Locate "Read out every word on this page." in the data below, then output the line it is on and all following lines through the last, word for word. Skip any pictures.

+ + + + + + +

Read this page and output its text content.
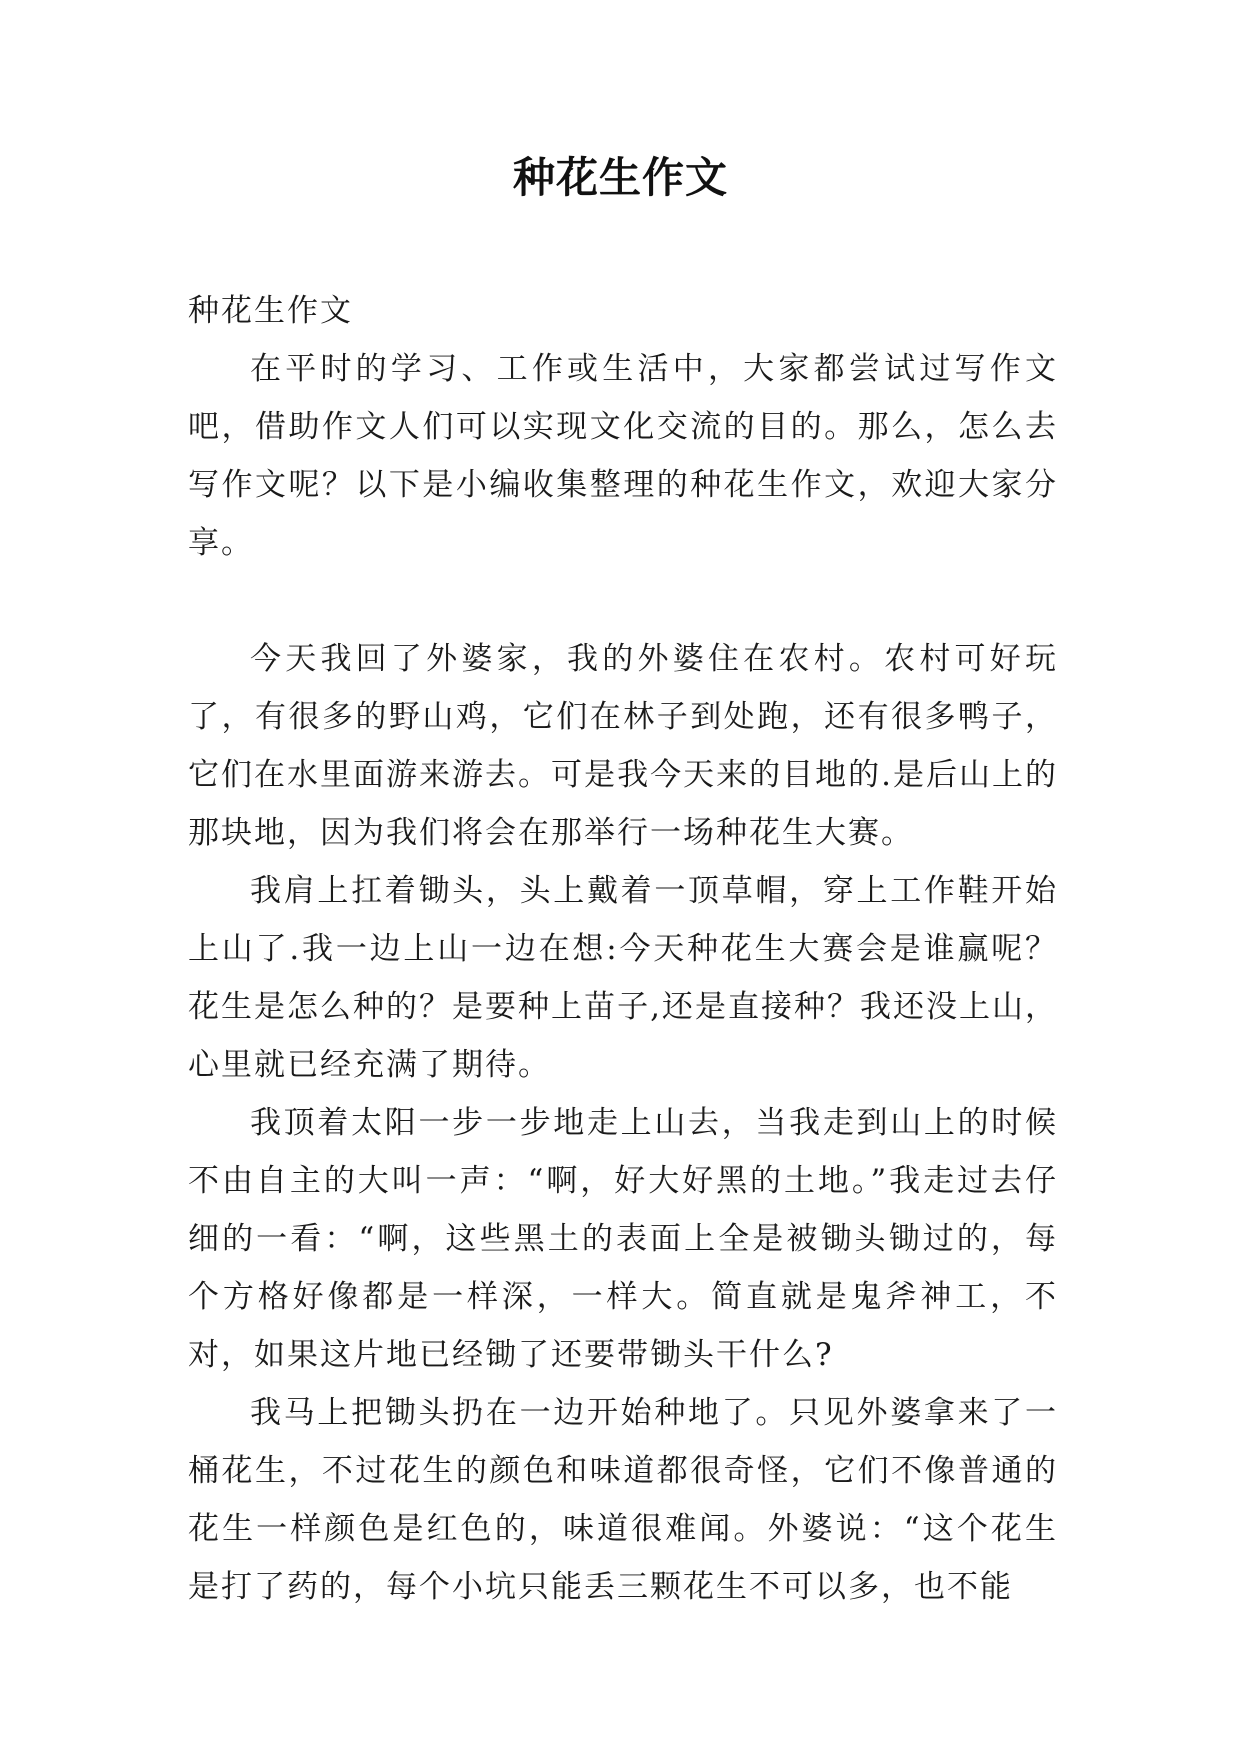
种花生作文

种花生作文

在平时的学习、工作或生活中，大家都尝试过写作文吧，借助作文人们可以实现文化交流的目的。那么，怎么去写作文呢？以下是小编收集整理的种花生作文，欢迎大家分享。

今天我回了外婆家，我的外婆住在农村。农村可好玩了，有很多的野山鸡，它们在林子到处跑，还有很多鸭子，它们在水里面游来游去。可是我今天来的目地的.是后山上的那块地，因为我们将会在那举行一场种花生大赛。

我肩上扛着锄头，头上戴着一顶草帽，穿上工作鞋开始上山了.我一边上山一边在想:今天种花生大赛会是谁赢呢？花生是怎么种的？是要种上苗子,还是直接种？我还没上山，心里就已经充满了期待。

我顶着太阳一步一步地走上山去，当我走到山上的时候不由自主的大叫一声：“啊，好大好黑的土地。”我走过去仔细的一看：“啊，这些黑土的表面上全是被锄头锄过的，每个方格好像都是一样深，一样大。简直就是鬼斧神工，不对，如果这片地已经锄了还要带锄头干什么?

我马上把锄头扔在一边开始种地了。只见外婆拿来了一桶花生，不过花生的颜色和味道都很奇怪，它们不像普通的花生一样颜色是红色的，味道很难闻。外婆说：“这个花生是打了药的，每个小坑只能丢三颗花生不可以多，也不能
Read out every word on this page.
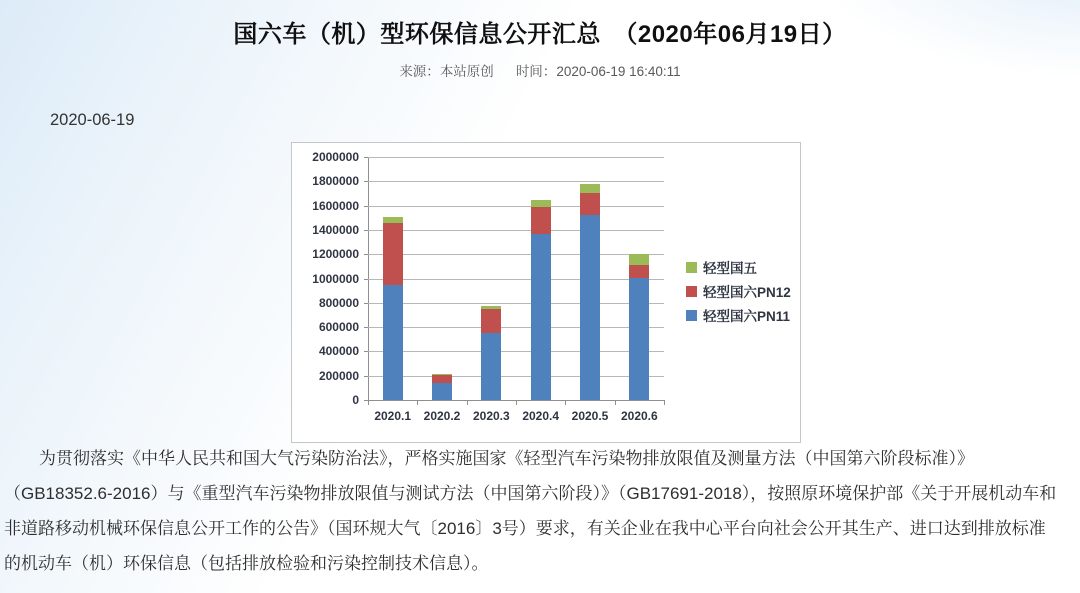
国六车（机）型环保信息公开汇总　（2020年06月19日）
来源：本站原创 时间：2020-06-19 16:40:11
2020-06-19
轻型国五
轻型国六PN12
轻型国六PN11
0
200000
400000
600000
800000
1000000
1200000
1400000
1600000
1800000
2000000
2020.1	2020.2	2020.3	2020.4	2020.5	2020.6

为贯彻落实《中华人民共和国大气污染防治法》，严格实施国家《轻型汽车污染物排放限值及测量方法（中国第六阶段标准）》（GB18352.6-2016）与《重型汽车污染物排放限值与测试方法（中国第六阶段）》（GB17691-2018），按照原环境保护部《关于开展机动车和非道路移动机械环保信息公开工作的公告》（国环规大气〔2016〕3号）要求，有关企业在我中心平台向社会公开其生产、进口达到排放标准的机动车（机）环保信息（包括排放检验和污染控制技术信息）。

+ + + + + + +

## Answer for the task
Read out every word on this page.
国六车（机）型环保信息公开汇总　（2020年06月19日）
来源：本站原创 时间：2020-06-19 16:40:11
2020-06-19
轻型国五
轻型国六PN12
轻型国六PN11
0
200000
400000
600000
800000
1000000
1200000
1400000
1600000
1800000
2000000
2020.1	2020.2	2020.3	2020.4	2020.5	2020.6

为贯彻落实《中华人民共和国大气污染防治法》，严格实施国家《轻型汽车污染物排放限值及测量方法（中国第六阶段标准）》（GB18352.6-2016）与《重型汽车污染物排放限值与测试方法（中国第六阶段）》（GB17691-2018），按照原环境保护部《关于开展机动车和非道路移动机械环保信息公开工作的公告》（国环规大气〔2016〕3号）要求，有关企业在我中心平台向社会公开其生产、进口达到排放标准的机动车（机）环保信息（包括排放检验和污染控制技术信息）。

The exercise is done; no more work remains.